*Items from a dataset*:
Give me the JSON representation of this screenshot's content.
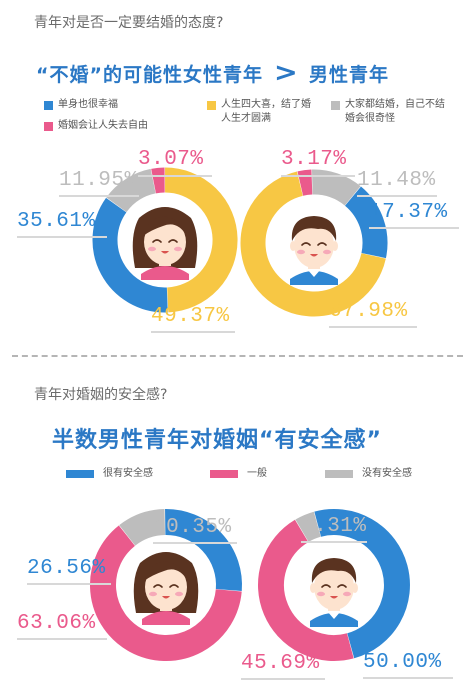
{
  "section1": {
    "question": "青年对是否一定要结婚的态度?",
    "headline_left": "“不婚”的可能性女性青年",
    "headline_symbol": ">",
    "headline_right": "男性青年",
    "legend": [
      {
        "label": "单身也很幸福",
        "color": "#2f87d3"
      },
      {
        "label": "婚姻会让人失去自由",
        "color": "#ea5a8c"
      },
      {
        "label": "人生四大喜，结了婚人生才圆满",
        "color": "#f7c744"
      },
      {
        "label": "大家都结婚，自己不结婚会很奇怪",
        "color": "#bdbdbd"
      }
    ]
  },
  "section2": {
    "question": "青年对婚姻的安全感?",
    "headline": "半数男性青年对婚姻“有安全感”",
    "legend": [
      {
        "label": "很有安全感",
        "color": "#2f87d3"
      },
      {
        "label": "一般",
        "color": "#ea5a8c"
      },
      {
        "label": "没有安全感",
        "color": "#bdbdbd"
      }
    ]
  },
  "chart_data": [
    {
      "type": "pie",
      "subject": "female",
      "slices": [
        {
          "label": "单身也很幸福",
          "value": 35.61,
          "display": "35.61%",
          "color": "#2f87d3"
        },
        {
          "label": "婚姻会让人失去自由",
          "value": 3.07,
          "display": "3.07%",
          "color": "#ea5a8c"
        },
        {
          "label": "人生四大喜，结了婚人生才圆满",
          "value": 49.37,
          "display": "49.37%",
          "color": "#f7c744"
        },
        {
          "label": "大家都结婚，自己不结婚会很奇怪",
          "value": 11.95,
          "display": "11.95%",
          "color": "#bdbdbd"
        }
      ]
    },
    {
      "type": "pie",
      "subject": "male",
      "slices": [
        {
          "label": "单身也很幸福",
          "value": 17.37,
          "display": "17.37%",
          "color": "#2f87d3"
        },
        {
          "label": "婚姻会让人失去自由",
          "value": 3.17,
          "display": "3.17%",
          "color": "#ea5a8c"
        },
        {
          "label": "人生四大喜，结了婚人生才圆满",
          "value": 67.98,
          "display": "67.98%",
          "color": "#f7c744"
        },
        {
          "label": "大家都结婚，自己不结婚会很奇怪",
          "value": 11.48,
          "display": "11.48%",
          "color": "#bdbdbd"
        }
      ]
    },
    {
      "type": "pie",
      "subject": "female",
      "slices": [
        {
          "label": "很有安全感",
          "value": 26.56,
          "display": "26.56%",
          "color": "#2f87d3"
        },
        {
          "label": "一般",
          "value": 63.06,
          "display": "63.06%",
          "color": "#ea5a8c"
        },
        {
          "label": "没有安全感",
          "value": 10.35,
          "display": "10.35%",
          "color": "#bdbdbd"
        }
      ]
    },
    {
      "type": "pie",
      "subject": "male",
      "slices": [
        {
          "label": "很有安全感",
          "value": 50.0,
          "display": "50.00%",
          "color": "#2f87d3"
        },
        {
          "label": "一般",
          "value": 45.69,
          "display": "45.69%",
          "color": "#ea5a8c"
        },
        {
          "label": "没有安全感",
          "value": 4.31,
          "display": "4.31%",
          "color": "#bdbdbd"
        }
      ]
    }
  ]
}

*Goal*: From the entries above, copy out every line where the string "question" appears.

*Exercise solution*:
    "question": "青年对是否一定要结婚的态度?",
    "question": "青年对婚姻的安全感?",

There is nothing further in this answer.